EXERCISE >> Pick out every line of the entries below where "this" occurs, and copy those lines.

ITEMS >>

----

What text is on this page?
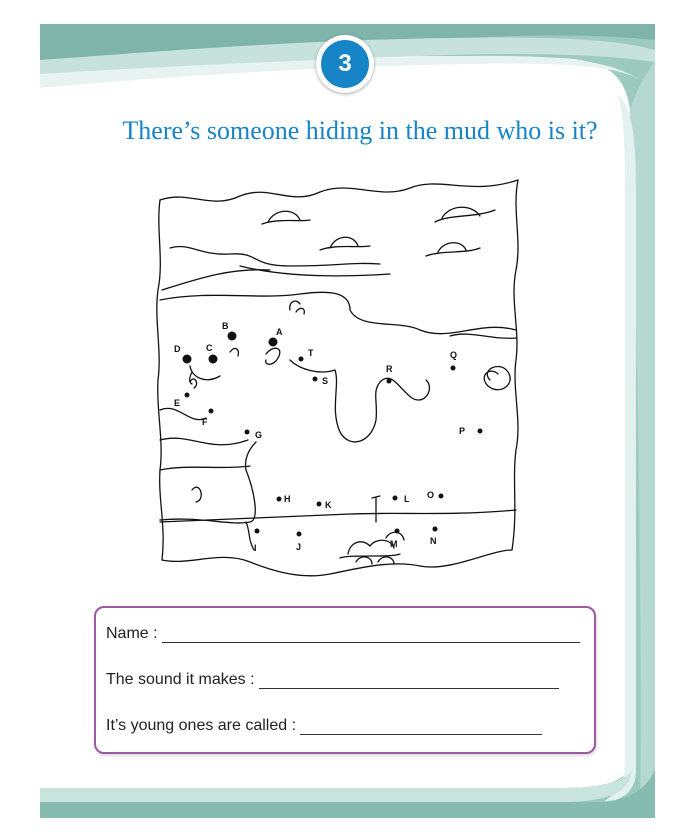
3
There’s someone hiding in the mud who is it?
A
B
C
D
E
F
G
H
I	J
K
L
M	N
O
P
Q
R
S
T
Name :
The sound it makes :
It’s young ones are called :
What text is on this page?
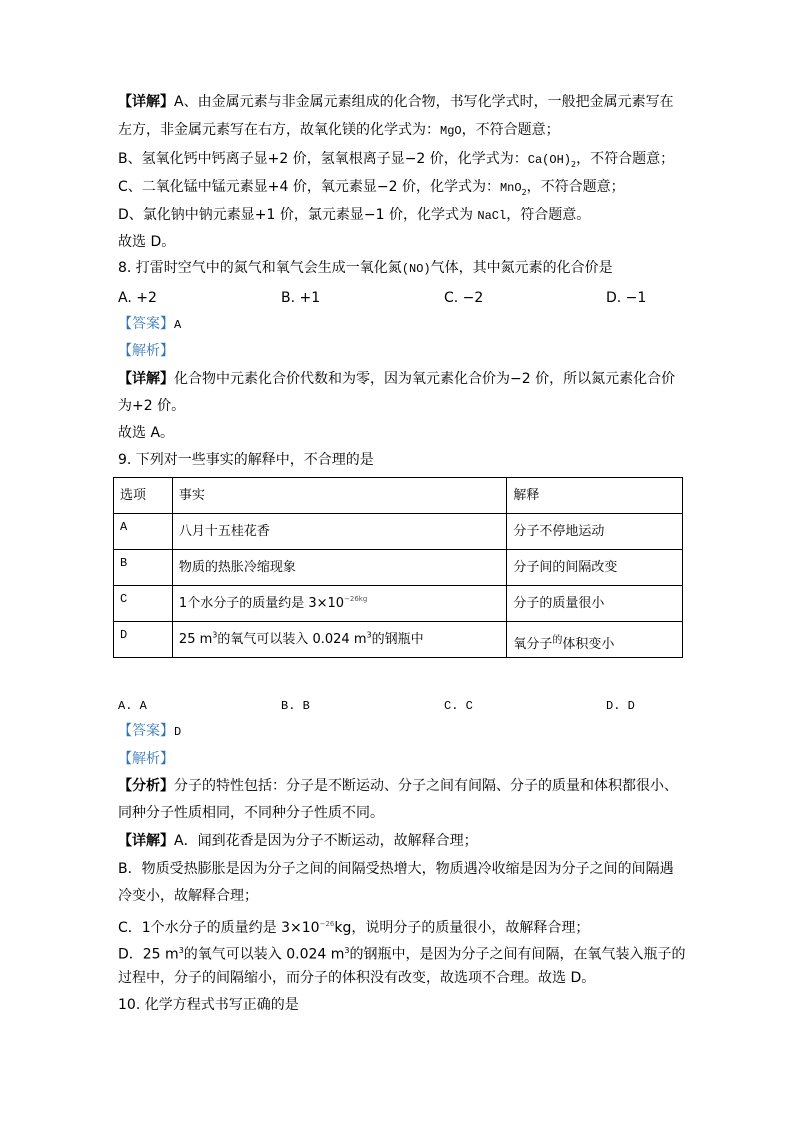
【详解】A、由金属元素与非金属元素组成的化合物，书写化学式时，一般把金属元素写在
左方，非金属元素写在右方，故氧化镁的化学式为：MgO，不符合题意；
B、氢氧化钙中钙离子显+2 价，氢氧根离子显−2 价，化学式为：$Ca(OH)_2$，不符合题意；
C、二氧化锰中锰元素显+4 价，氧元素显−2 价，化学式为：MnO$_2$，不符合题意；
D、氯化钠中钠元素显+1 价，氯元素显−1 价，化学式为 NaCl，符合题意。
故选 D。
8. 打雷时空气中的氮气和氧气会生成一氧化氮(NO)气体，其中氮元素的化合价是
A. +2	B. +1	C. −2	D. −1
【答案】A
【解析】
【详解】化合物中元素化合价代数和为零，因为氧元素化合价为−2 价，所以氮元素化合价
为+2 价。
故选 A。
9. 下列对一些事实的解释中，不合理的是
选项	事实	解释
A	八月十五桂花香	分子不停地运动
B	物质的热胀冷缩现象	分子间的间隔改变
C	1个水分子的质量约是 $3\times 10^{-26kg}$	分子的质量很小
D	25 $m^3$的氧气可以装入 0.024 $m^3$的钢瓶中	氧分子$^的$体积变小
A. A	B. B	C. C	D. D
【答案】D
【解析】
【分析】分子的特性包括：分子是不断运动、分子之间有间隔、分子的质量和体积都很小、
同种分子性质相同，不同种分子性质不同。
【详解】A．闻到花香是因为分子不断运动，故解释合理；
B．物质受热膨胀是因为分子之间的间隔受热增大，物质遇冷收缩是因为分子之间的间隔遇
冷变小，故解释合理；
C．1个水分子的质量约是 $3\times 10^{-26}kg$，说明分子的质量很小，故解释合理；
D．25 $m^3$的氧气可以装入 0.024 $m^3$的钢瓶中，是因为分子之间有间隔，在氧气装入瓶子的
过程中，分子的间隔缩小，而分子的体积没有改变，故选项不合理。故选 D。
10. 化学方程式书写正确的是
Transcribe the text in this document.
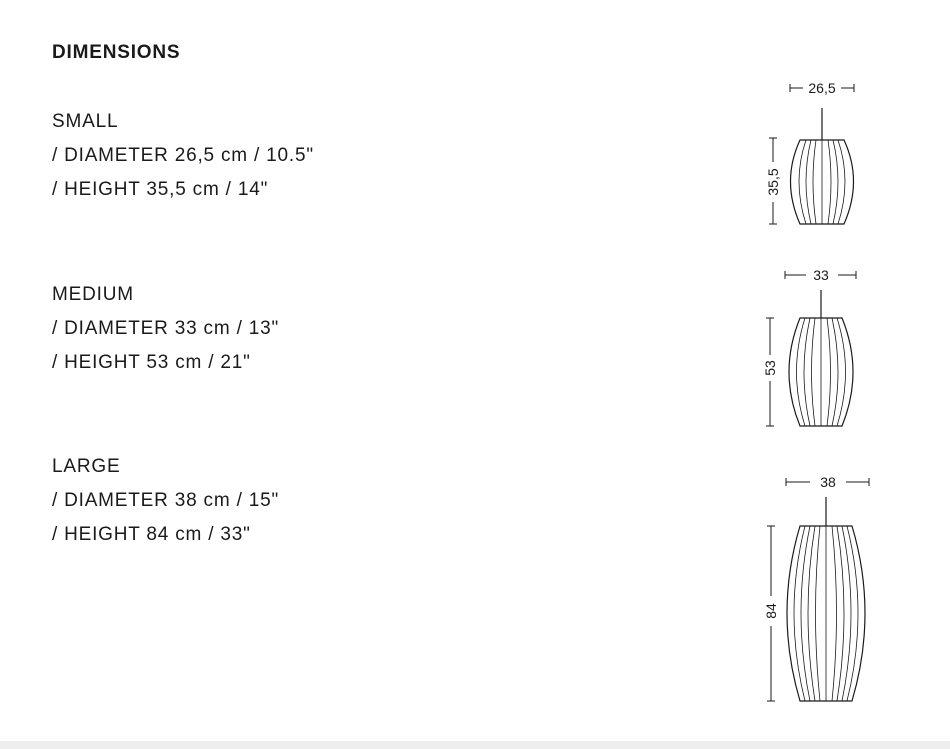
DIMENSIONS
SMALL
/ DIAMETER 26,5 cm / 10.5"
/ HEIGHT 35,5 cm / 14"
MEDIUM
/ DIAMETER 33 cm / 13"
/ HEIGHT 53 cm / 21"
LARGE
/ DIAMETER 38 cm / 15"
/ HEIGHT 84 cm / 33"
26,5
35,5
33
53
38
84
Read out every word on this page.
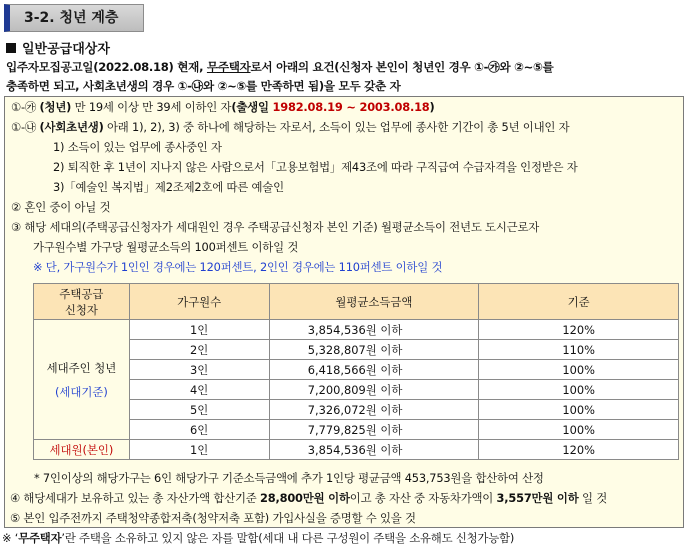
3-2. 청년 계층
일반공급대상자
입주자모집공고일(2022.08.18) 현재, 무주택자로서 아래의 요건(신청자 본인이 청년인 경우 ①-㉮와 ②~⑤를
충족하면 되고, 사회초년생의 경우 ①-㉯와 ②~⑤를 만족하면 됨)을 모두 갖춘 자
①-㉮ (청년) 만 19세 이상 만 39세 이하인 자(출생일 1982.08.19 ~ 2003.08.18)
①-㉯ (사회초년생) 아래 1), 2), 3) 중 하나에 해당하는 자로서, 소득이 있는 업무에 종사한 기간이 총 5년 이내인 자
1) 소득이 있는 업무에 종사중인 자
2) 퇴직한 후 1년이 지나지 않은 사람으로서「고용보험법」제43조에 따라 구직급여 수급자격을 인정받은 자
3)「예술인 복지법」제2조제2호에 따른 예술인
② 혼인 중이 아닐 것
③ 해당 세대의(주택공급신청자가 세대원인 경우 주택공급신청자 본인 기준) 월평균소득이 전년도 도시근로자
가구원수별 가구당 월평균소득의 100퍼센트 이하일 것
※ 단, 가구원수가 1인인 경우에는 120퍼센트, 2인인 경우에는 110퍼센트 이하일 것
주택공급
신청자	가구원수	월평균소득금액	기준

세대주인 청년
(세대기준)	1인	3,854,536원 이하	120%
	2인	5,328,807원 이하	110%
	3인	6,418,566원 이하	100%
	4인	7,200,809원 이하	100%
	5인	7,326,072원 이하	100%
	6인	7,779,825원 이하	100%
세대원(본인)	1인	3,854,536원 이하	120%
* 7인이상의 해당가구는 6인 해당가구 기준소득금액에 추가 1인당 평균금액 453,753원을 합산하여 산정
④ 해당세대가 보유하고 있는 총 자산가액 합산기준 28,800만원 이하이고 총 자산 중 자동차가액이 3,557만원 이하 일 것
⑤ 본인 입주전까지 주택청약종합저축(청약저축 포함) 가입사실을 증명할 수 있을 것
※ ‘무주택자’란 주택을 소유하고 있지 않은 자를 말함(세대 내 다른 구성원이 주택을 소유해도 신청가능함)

----

EXERCISE OUTPUT >>
What text is on this page?
What text is on this page?
Transcribe the text in this document.
Read out every word on this page.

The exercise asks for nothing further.